╭─ EXTRACTED MATERIAL
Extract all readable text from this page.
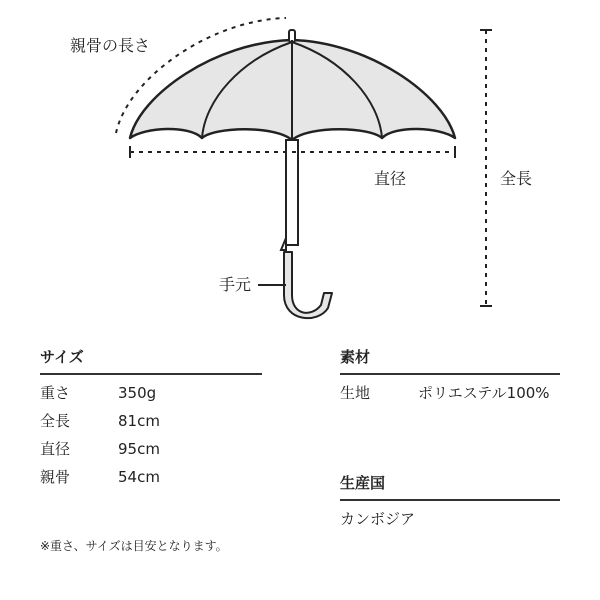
親骨の長さ
直径	全長
手元
サイズ
重さ	350g
全長	81cm
直径	95cm
親骨	54cm
素材
生地	ポリエステル100%
生産国
カンボジア
※重さ、サイズは目安となります。
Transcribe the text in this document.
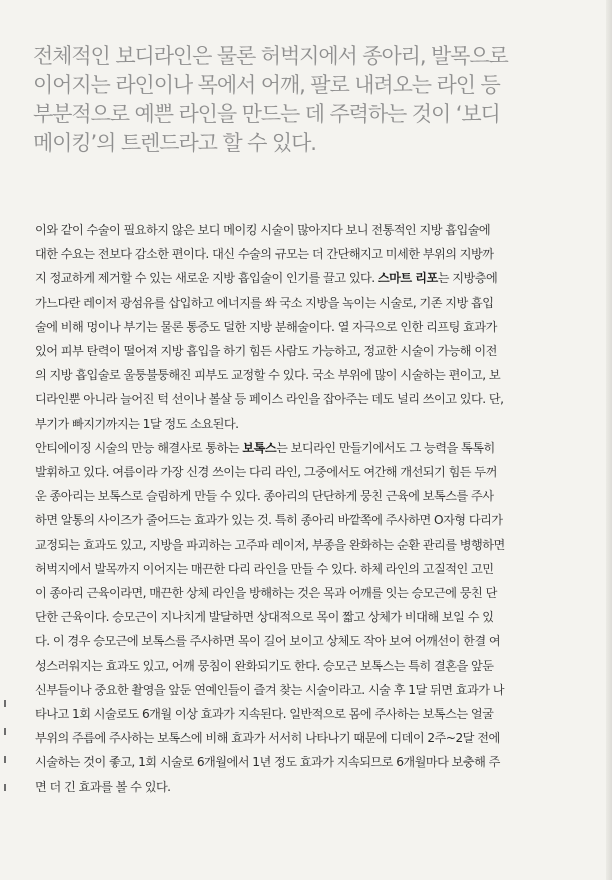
전체적인 보디라인은 물론 허벅지에서 종아리, 발목으로
이어지는 라인이나 목에서 어깨, 팔로 내려오는 라인 등
부분적으로 예쁜 라인을 만드는 데 주력하는 것이 ‘보디
메이킹’의 트렌드라고 할 수 있다.
이와 같이 수술이 필요하지 않은 보디 메이킹 시술이 많아지다 보니 전통적인 지방 흡입술에
대한 수요는 전보다 감소한 편이다. 대신 수술의 규모는 더 간단해지고 미세한 부위의 지방까
지 정교하게 제거할 수 있는 새로운 지방 흡입술이 인기를 끌고 있다. 스마트 리포는 지방층에
가느다란 레이저 광섬유를 삽입하고 에너지를 쏴 국소 지방을 녹이는 시술로, 기존 지방 흡입
술에 비해 멍이나 부기는 물론 통증도 덜한 지방 분해술이다. 열 자극으로 인한 리프팅 효과가
있어 피부 탄력이 떨어져 지방 흡입을 하기 힘든 사람도 가능하고, 정교한 시술이 가능해 이전
의 지방 흡입술로 울퉁불퉁해진 피부도 교정할 수 있다. 국소 부위에 많이 시술하는 편이고, 보
디라인뿐 아니라 늘어진 턱 선이나 볼살 등 페이스 라인을 잡아주는 데도 널리 쓰이고 있다. 단,
부기가 빠지기까지는 1달 정도 소요된다.
안티에이징 시술의 만능 해결사로 통하는 보톡스는 보디라인 만들기에서도 그 능력을 톡톡히
발휘하고 있다. 여름이라 가장 신경 쓰이는 다리 라인, 그중에서도 여간해 개선되기 힘든 두꺼
운 종아리는 보톡스로 슬림하게 만들 수 있다. 종아리의 단단하게 뭉친 근육에 보톡스를 주사
하면 알통의 사이즈가 줄어드는 효과가 있는 것. 특히 종아리 바깥쪽에 주사하면 O자형 다리가
교정되는 효과도 있고, 지방을 파괴하는 고주파 레이저, 부종을 완화하는 순환 관리를 병행하면
허벅지에서 발목까지 이어지는 매끈한 다리 라인을 만들 수 있다. 하체 라인의 고질적인 고민
이 종아리 근육이라면, 매끈한 상체 라인을 방해하는 것은 목과 어깨를 잇는 승모근에 뭉친 단
단한 근육이다. 승모근이 지나치게 발달하면 상대적으로 목이 짧고 상체가 비대해 보일 수 있
다. 이 경우 승모근에 보톡스를 주사하면 목이 길어 보이고 상체도 작아 보여 어깨선이 한결 여
성스러워지는 효과도 있고, 어깨 뭉침이 완화되기도 한다. 승모근 보톡스는 특히 결혼을 앞둔
신부들이나 중요한 촬영을 앞둔 연예인들이 즐겨 찾는 시술이라고. 시술 후 1달 뒤면 효과가 나
타나고 1회 시술로도 6개월 이상 효과가 지속된다. 일반적으로 몸에 주사하는 보톡스는 얼굴
부위의 주름에 주사하는 보톡스에 비해 효과가 서서히 나타나기 때문에 디데이 2주~2달 전에
시술하는 것이 좋고, 1회 시술로 6개월에서 1년 정도 효과가 지속되므로 6개월마다 보충해 주
면 더 긴 효과를 볼 수 있다.
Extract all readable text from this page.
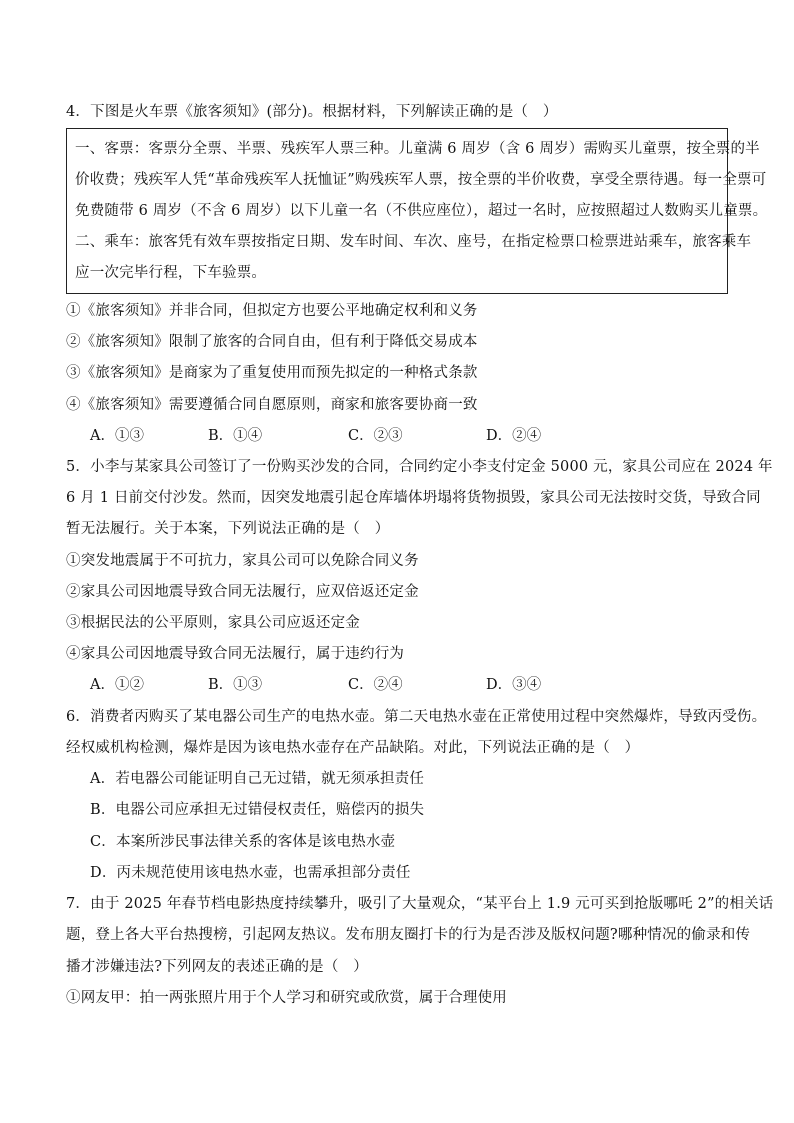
4．下图是火车票《旅客须知》(部分)。根据材料，下列解读正确的是（　）
一、客票：客票分全票、半票、残疾军人票三种。儿童满 6 周岁（含 6 周岁）需购买儿童票，按全票的半
价收费；残疾军人凭“革命残疾军人抚恤证”购残疾军人票，按全票的半价收费，享受全票待遇。每一全票可
免费随带 6 周岁（不含 6 周岁）以下儿童一名（不供应座位），超过一名时，应按照超过人数购买儿童票。
二、乘车：旅客凭有效车票按指定日期、发车时间、车次、座号，在指定检票口检票进站乘车，旅客乘车
应一次完毕行程，下车验票。
①《旅客须知》并非合同，但拟定方也要公平地确定权利和义务
②《旅客须知》限制了旅客的合同自由，但有利于降低交易成本
③《旅客须知》是商家为了重复使用而预先拟定的一种格式条款
④《旅客须知》需要遵循合同自愿原则，商家和旅客要协商一致
A．①③	B．①④	C．②③	D．②④
5．小李与某家具公司签订了一份购买沙发的合同，合同约定小李支付定金 5000 元，家具公司应在 2024 年
6 月 1 日前交付沙发。然而，因突发地震引起仓库墙体坍塌将货物损毁，家具公司无法按时交货，导致合同
暂无法履行。关于本案，下列说法正确的是（　）
①突发地震属于不可抗力，家具公司可以免除合同义务
②家具公司因地震导致合同无法履行，应双倍返还定金
③根据民法的公平原则，家具公司应返还定金
④家具公司因地震导致合同无法履行，属于违约行为
A．①②	B．①③	C．②④	D．③④
6．消费者丙购买了某电器公司生产的电热水壶。第二天电热水壶在正常使用过程中突然爆炸，导致丙受伤。
经权威机构检测，爆炸是因为该电热水壶存在产品缺陷。对此，下列说法正确的是（　）
A．若电器公司能证明自己无过错，就无须承担责任
B．电器公司应承担无过错侵权责任，赔偿丙的损失
C．本案所涉民事法律关系的客体是该电热水壶
D．丙未规范使用该电热水壶，也需承担部分责任
7．由于 2025 年春节档电影热度持续攀升，吸引了大量观众，“某平台上 1.9 元可买到抢版哪吒 2”的相关话
题，登上各大平台热搜榜，引起网友热议。发布朋友圈打卡的行为是否涉及版权问题?哪种情况的偷录和传
播才涉嫌违法?下列网友的表述正确的是（　）
①网友甲：拍一两张照片用于个人学习和研究或欣赏，属于合理使用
╰─
> [WHAT IS BEING ASKED]
All of the data above should be transcribed verbatim, with pictures omitted.

> [FINAL RESULT]
Extract all readable text from this page.
親骨の長さ
直径	全長
手元
サイズ
重さ	350g
全長	81cm
直径	95cm
親骨	54cm
素材
生地	ポリエステル100%
生産国
カンボジア
※重さ、サイズは目安となります。
Transcribe the text in this document.
전체적인 보디라인은 물론 허벅지에서 종아리, 발목으로
이어지는 라인이나 목에서 어깨, 팔로 내려오는 라인 등
부분적으로 예쁜 라인을 만드는 데 주력하는 것이 ‘보디
메이킹’의 트렌드라고 할 수 있다.
이와 같이 수술이 필요하지 않은 보디 메이킹 시술이 많아지다 보니 전통적인 지방 흡입술에
대한 수요는 전보다 감소한 편이다. 대신 수술의 규모는 더 간단해지고 미세한 부위의 지방까
지 정교하게 제거할 수 있는 새로운 지방 흡입술이 인기를 끌고 있다. 스마트 리포는 지방층에
가느다란 레이저 광섬유를 삽입하고 에너지를 쏴 국소 지방을 녹이는 시술로, 기존 지방 흡입
술에 비해 멍이나 부기는 물론 통증도 덜한 지방 분해술이다. 열 자극으로 인한 리프팅 효과가
있어 피부 탄력이 떨어져 지방 흡입을 하기 힘든 사람도 가능하고, 정교한 시술이 가능해 이전
의 지방 흡입술로 울퉁불퉁해진 피부도 교정할 수 있다. 국소 부위에 많이 시술하는 편이고, 보
디라인뿐 아니라 늘어진 턱 선이나 볼살 등 페이스 라인을 잡아주는 데도 널리 쓰이고 있다. 단,
부기가 빠지기까지는 1달 정도 소요된다.
안티에이징 시술의 만능 해결사로 통하는 보톡스는 보디라인 만들기에서도 그 능력을 톡톡히
발휘하고 있다. 여름이라 가장 신경 쓰이는 다리 라인, 그중에서도 여간해 개선되기 힘든 두꺼
운 종아리는 보톡스로 슬림하게 만들 수 있다. 종아리의 단단하게 뭉친 근육에 보톡스를 주사
하면 알통의 사이즈가 줄어드는 효과가 있는 것. 특히 종아리 바깥쪽에 주사하면 O자형 다리가
교정되는 효과도 있고, 지방을 파괴하는 고주파 레이저, 부종을 완화하는 순환 관리를 병행하면
허벅지에서 발목까지 이어지는 매끈한 다리 라인을 만들 수 있다. 하체 라인의 고질적인 고민
이 종아리 근육이라면, 매끈한 상체 라인을 방해하는 것은 목과 어깨를 잇는 승모근에 뭉친 단
단한 근육이다. 승모근이 지나치게 발달하면 상대적으로 목이 짧고 상체가 비대해 보일 수 있
다. 이 경우 승모근에 보톡스를 주사하면 목이 길어 보이고 상체도 작아 보여 어깨선이 한결 여
성스러워지는 효과도 있고, 어깨 뭉침이 완화되기도 한다. 승모근 보톡스는 특히 결혼을 앞둔
신부들이나 중요한 촬영을 앞둔 연예인들이 즐겨 찾는 시술이라고. 시술 후 1달 뒤면 효과가 나
타나고 1회 시술로도 6개월 이상 효과가 지속된다. 일반적으로 몸에 주사하는 보톡스는 얼굴
부위의 주름에 주사하는 보톡스에 비해 효과가 서서히 나타나기 때문에 디데이 2주~2달 전에
시술하는 것이 좋고, 1회 시술로 6개월에서 1년 정도 효과가 지속되므로 6개월마다 보충해 주
면 더 긴 효과를 볼 수 있다.
Extract all readable text from this page.
4．下图是火车票《旅客须知》(部分)。根据材料，下列解读正确的是（　）
一、客票：客票分全票、半票、残疾军人票三种。儿童满 6 周岁（含 6 周岁）需购买儿童票，按全票的半
价收费；残疾军人凭“革命残疾军人抚恤证”购残疾军人票，按全票的半价收费，享受全票待遇。每一全票可
免费随带 6 周岁（不含 6 周岁）以下儿童一名（不供应座位），超过一名时，应按照超过人数购买儿童票。
二、乘车：旅客凭有效车票按指定日期、发车时间、车次、座号，在指定检票口检票进站乘车，旅客乘车
应一次完毕行程，下车验票。
①《旅客须知》并非合同，但拟定方也要公平地确定权利和义务
②《旅客须知》限制了旅客的合同自由，但有利于降低交易成本
③《旅客须知》是商家为了重复使用而预先拟定的一种格式条款
④《旅客须知》需要遵循合同自愿原则，商家和旅客要协商一致
A．①③	B．①④	C．②③	D．②④
5．小李与某家具公司签订了一份购买沙发的合同，合同约定小李支付定金 5000 元，家具公司应在 2024 年
6 月 1 日前交付沙发。然而，因突发地震引起仓库墙体坍塌将货物损毁，家具公司无法按时交货，导致合同
暂无法履行。关于本案，下列说法正确的是（　）
①突发地震属于不可抗力，家具公司可以免除合同义务
②家具公司因地震导致合同无法履行，应双倍返还定金
③根据民法的公平原则，家具公司应返还定金
④家具公司因地震导致合同无法履行，属于违约行为
A．①②	B．①③	C．②④	D．③④
6．消费者丙购买了某电器公司生产的电热水壶。第二天电热水壶在正常使用过程中突然爆炸，导致丙受伤。
经权威机构检测，爆炸是因为该电热水壶存在产品缺陷。对此，下列说法正确的是（　）
A．若电器公司能证明自己无过错，就无须承担责任
B．电器公司应承担无过错侵权责任，赔偿丙的损失
C．本案所涉民事法律关系的客体是该电热水壶
D．丙未规范使用该电热水壶，也需承担部分责任
7．由于 2025 年春节档电影热度持续攀升，吸引了大量观众，“某平台上 1.9 元可买到抢版哪吒 2”的相关话
题，登上各大平台热搜榜，引起网友热议。发布朋友圈打卡的行为是否涉及版权问题?哪种情况的偷录和传
播才涉嫌违法?下列网友的表述正确的是（　）
①网友甲：拍一两张照片用于个人学习和研究或欣赏，属于合理使用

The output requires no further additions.